◆ **GIVEN REQUEST**: Extract the listing below in full, unchanged.

◆ **DATA IN THIS EXERCISE**:

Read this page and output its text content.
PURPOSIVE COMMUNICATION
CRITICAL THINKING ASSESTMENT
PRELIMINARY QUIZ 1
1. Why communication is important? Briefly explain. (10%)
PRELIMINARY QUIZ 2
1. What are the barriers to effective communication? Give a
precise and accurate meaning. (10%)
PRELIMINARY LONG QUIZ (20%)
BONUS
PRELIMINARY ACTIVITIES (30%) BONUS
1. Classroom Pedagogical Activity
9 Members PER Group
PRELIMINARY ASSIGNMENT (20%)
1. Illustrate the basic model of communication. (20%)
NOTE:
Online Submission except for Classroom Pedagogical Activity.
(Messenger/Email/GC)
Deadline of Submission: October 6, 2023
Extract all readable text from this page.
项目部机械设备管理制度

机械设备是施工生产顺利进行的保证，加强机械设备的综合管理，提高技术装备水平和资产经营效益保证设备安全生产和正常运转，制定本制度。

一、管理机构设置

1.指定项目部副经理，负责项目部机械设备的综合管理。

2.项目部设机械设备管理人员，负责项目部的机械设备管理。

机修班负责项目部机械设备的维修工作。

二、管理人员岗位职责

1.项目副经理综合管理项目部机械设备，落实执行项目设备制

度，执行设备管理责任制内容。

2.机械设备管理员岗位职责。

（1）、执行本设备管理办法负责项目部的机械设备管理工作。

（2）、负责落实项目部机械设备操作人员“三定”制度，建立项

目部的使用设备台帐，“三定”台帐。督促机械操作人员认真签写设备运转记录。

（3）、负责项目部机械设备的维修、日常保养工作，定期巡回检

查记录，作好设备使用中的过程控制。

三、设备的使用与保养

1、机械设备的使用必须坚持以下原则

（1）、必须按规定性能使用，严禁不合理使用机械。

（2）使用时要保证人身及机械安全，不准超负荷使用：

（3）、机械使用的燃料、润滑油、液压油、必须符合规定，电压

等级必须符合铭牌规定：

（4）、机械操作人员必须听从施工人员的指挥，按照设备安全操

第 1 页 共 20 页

◆ **REPLY**:
Read this page and output its text content.
PURPOSIVE COMMUNICATION
CRITICAL THINKING ASSESTMENT
PRELIMINARY QUIZ 1
1. Why communication is important? Briefly explain. (10%)
PRELIMINARY QUIZ 2
1. What are the barriers to effective communication? Give a
precise and accurate meaning. (10%)
PRELIMINARY LONG QUIZ (20%)
BONUS
PRELIMINARY ACTIVITIES (30%) BONUS
1. Classroom Pedagogical Activity
9 Members PER Group
PRELIMINARY ASSIGNMENT (20%)
1. Illustrate the basic model of communication. (20%)
NOTE:
Online Submission except for Classroom Pedagogical Activity.
(Messenger/Email/GC)
Deadline of Submission: October 6, 2023
Extract all readable text from this page.
项目部机械设备管理制度

机械设备是施工生产顺利进行的保证，加强机械设备的综合管理，提高技术装备水平和资产经营效益保证设备安全生产和正常运转，制定本制度。

一、管理机构设置

1.指定项目部副经理，负责项目部机械设备的综合管理。

2.项目部设机械设备管理人员，负责项目部的机械设备管理。

机修班负责项目部机械设备的维修工作。

二、管理人员岗位职责

1.项目副经理综合管理项目部机械设备，落实执行项目设备制

度，执行设备管理责任制内容。

2.机械设备管理员岗位职责。

（1）、执行本设备管理办法负责项目部的机械设备管理工作。

（2）、负责落实项目部机械设备操作人员“三定”制度，建立项

目部的使用设备台帐，“三定”台帐。督促机械操作人员认真签写设备运转记录。

（3）、负责项目部机械设备的维修、日常保养工作，定期巡回检

查记录，作好设备使用中的过程控制。

三、设备的使用与保养

1、机械设备的使用必须坚持以下原则

（1）、必须按规定性能使用，严禁不合理使用机械。

（2）使用时要保证人身及机械安全，不准超负荷使用：

（3）、机械使用的燃料、润滑油、液压油、必须符合规定，电压

等级必须符合铭牌规定：

（4）、机械操作人员必须听从施工人员的指挥，按照设备安全操

第 1 页 共 20 页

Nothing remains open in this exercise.